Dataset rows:
____
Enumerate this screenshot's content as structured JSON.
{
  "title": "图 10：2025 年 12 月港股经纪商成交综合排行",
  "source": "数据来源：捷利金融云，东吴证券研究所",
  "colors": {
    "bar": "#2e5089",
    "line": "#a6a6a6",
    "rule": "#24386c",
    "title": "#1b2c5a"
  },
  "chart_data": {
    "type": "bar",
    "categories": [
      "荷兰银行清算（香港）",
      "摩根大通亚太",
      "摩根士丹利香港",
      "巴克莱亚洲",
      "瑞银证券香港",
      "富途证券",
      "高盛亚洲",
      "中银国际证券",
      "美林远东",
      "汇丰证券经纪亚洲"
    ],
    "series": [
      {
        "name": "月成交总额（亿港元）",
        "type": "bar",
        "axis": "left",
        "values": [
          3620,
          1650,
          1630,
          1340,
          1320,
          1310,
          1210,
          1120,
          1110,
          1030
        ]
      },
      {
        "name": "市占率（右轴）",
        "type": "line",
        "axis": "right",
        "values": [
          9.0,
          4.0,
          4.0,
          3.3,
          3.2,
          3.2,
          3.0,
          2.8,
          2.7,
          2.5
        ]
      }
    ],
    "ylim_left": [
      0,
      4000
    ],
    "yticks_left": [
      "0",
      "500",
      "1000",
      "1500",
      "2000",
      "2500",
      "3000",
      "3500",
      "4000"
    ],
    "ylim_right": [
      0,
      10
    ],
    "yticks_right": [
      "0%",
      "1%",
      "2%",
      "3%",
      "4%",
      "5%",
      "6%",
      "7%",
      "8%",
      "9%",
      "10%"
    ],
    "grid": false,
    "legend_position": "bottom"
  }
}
____
**PROBLEM**:
Return each line of the records above exactly as it reads.

**WORKED ANSWER**:
Enumerate this screenshot's content as structured JSON.
{
  "title": "图 10：2025 年 12 月港股经纪商成交综合排行",
  "source": "数据来源：捷利金融云，东吴证券研究所",
  "colors": {
    "bar": "#2e5089",
    "line": "#a6a6a6",
    "rule": "#24386c",
    "title": "#1b2c5a"
  },
  "chart_data": {
    "type": "bar",
    "categories": [
      "荷兰银行清算（香港）",
      "摩根大通亚太",
      "摩根士丹利香港",
      "巴克莱亚洲",
      "瑞银证券香港",
      "富途证券",
      "高盛亚洲",
      "中银国际证券",
      "美林远东",
      "汇丰证券经纪亚洲"
    ],
    "series": [
      {
        "name": "月成交总额（亿港元）",
        "type": "bar",
        "axis": "left",
        "values": [
          3620,
          1650,
          1630,
          1340,
          1320,
          1310,
          1210,
          1120,
          1110,
          1030
        ]
      },
      {
        "name": "市占率（右轴）",
        "type": "line",
        "axis": "right",
        "values": [
          9.0,
          4.0,
          4.0,
          3.3,
          3.2,
          3.2,
          3.0,
          2.8,
          2.7,
          2.5
        ]
      }
    ],
    "ylim_left": [
      0,
      4000
    ],
    "yticks_left": [
      "0",
      "500",
      "1000",
      "1500",
      "2000",
      "2500",
      "3000",
      "3500",
      "4000"
    ],
    "ylim_right": [
      0,
      10
    ],
    "yticks_right": [
      "0%",
      "1%",
      "2%",
      "3%",
      "4%",
      "5%",
      "6%",
      "7%",
      "8%",
      "9%",
      "10%"
    ],
    "grid": false,
    "legend_position": "bottom"
  }
}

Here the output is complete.